(Dataset entries)
....................

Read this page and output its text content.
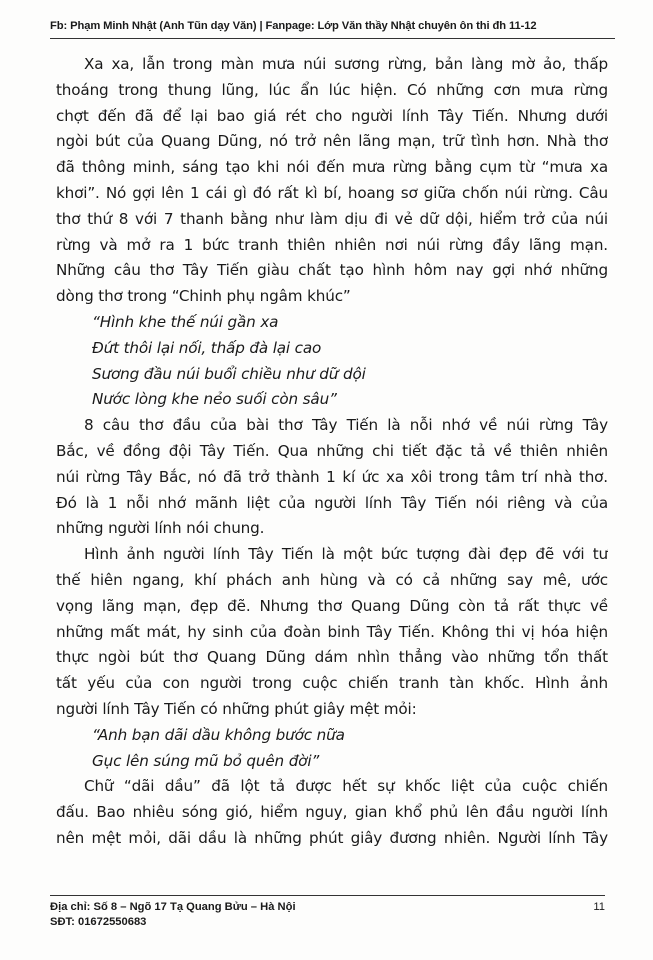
Fb: Phạm Minh Nhật (Anh Tũn dạy Văn) | Fanpage: Lớp Văn thầy Nhật chuyên ôn thi đh 11-12
Xa xa, lẫn trong màn mưa núi sương rừng, bản làng mờ ảo, thấp
thoáng trong thung lũng, lúc ẩn lúc hiện. Có những cơn mưa rừng
chợt đến đã để lại bao giá rét cho người lính Tây Tiến. Nhưng dưới
ngòi bút của Quang Dũng, nó trở nên lãng mạn, trữ tình hơn. Nhà thơ
đã thông minh, sáng tạo khi nói đến mưa rừng bằng cụm từ “mưa xa
khơi”. Nó gợi lên 1 cái gì đó rất kì bí, hoang sơ giữa chốn núi rừng. Câu
thơ thứ 8 với 7 thanh bằng như làm dịu đi vẻ dữ dội, hiểm trở của núi
rừng và mở ra 1 bức tranh thiên nhiên nơi núi rừng đầy lãng mạn.
Những câu thơ Tây Tiến giàu chất tạo hình hôm nay gợi nhớ những
dòng thơ trong “Chinh phụ ngâm khúc”
“Hình khe thế núi gần xa
Đứt thôi lại nối, thấp đà lại cao
Sương đầu núi buổi chiều như dữ dội
Nước lòng khe nẻo suối còn sâu”
8 câu thơ đầu của bài thơ Tây Tiến là nỗi nhớ về núi rừng Tây
Bắc, về đồng đội Tây Tiến. Qua những chi tiết đặc tả về thiên nhiên
núi rừng Tây Bắc, nó đã trở thành 1 kí ức xa xôi trong tâm trí nhà thơ.
Đó là 1 nỗi nhớ mãnh liệt của người lính Tây Tiến nói riêng và của
những người lính nói chung.
Hình ảnh người lính Tây Tiến là một bức tượng đài đẹp đẽ với tư
thế hiên ngang, khí phách anh hùng và có cả những say mê, ước
vọng lãng mạn, đẹp đẽ. Nhưng thơ Quang Dũng còn tả rất thực về
những mất mát, hy sinh của đoàn binh Tây Tiến. Không thi vị hóa hiện
thực ngòi bút thơ Quang Dũng dám nhìn thẳng vào những tổn thất
tất yếu của con người trong cuộc chiến tranh tàn khốc. Hình ảnh
người lính Tây Tiến có những phút giây mệt mỏi:
“Anh bạn dãi dầu không bước nữa
Gục lên súng mũ bỏ quên đời”
Chữ “dãi dầu” đã lột tả được hết sự khốc liệt của cuộc chiến
đấu. Bao nhiêu sóng gió, hiểm nguy, gian khổ phủ lên đầu người lính
nên mệt mỏi, dãi dầu là những phút giây đương nhiên. Người lính Tây
Địa chỉ: Số 8 – Ngõ 17 Tạ Quang Bửu – Hà Nội	11
SĐT: 01672550683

....................

THE REQUEST:
Reproduce each line of the records exactly, and omit every picture.

TASK ANSWER:
Read this page and output its text content.
Fb: Phạm Minh Nhật (Anh Tũn dạy Văn) | Fanpage: Lớp Văn thầy Nhật chuyên ôn thi đh 11-12
Xa xa, lẫn trong màn mưa núi sương rừng, bản làng mờ ảo, thấp
thoáng trong thung lũng, lúc ẩn lúc hiện. Có những cơn mưa rừng
chợt đến đã để lại bao giá rét cho người lính Tây Tiến. Nhưng dưới
ngòi bút của Quang Dũng, nó trở nên lãng mạn, trữ tình hơn. Nhà thơ
đã thông minh, sáng tạo khi nói đến mưa rừng bằng cụm từ “mưa xa
khơi”. Nó gợi lên 1 cái gì đó rất kì bí, hoang sơ giữa chốn núi rừng. Câu
thơ thứ 8 với 7 thanh bằng như làm dịu đi vẻ dữ dội, hiểm trở của núi
rừng và mở ra 1 bức tranh thiên nhiên nơi núi rừng đầy lãng mạn.
Những câu thơ Tây Tiến giàu chất tạo hình hôm nay gợi nhớ những
dòng thơ trong “Chinh phụ ngâm khúc”
“Hình khe thế núi gần xa
Đứt thôi lại nối, thấp đà lại cao
Sương đầu núi buổi chiều như dữ dội
Nước lòng khe nẻo suối còn sâu”
8 câu thơ đầu của bài thơ Tây Tiến là nỗi nhớ về núi rừng Tây
Bắc, về đồng đội Tây Tiến. Qua những chi tiết đặc tả về thiên nhiên
núi rừng Tây Bắc, nó đã trở thành 1 kí ức xa xôi trong tâm trí nhà thơ.
Đó là 1 nỗi nhớ mãnh liệt của người lính Tây Tiến nói riêng và của
những người lính nói chung.
Hình ảnh người lính Tây Tiến là một bức tượng đài đẹp đẽ với tư
thế hiên ngang, khí phách anh hùng và có cả những say mê, ước
vọng lãng mạn, đẹp đẽ. Nhưng thơ Quang Dũng còn tả rất thực về
những mất mát, hy sinh của đoàn binh Tây Tiến. Không thi vị hóa hiện
thực ngòi bút thơ Quang Dũng dám nhìn thẳng vào những tổn thất
tất yếu của con người trong cuộc chiến tranh tàn khốc. Hình ảnh
người lính Tây Tiến có những phút giây mệt mỏi:
“Anh bạn dãi dầu không bước nữa
Gục lên súng mũ bỏ quên đời”
Chữ “dãi dầu” đã lột tả được hết sự khốc liệt của cuộc chiến
đấu. Bao nhiêu sóng gió, hiểm nguy, gian khổ phủ lên đầu người lính
nên mệt mỏi, dãi dầu là những phút giây đương nhiên. Người lính Tây
Địa chỉ: Số 8 – Ngõ 17 Tạ Quang Bửu – Hà Nội	11
SĐT: 01672550683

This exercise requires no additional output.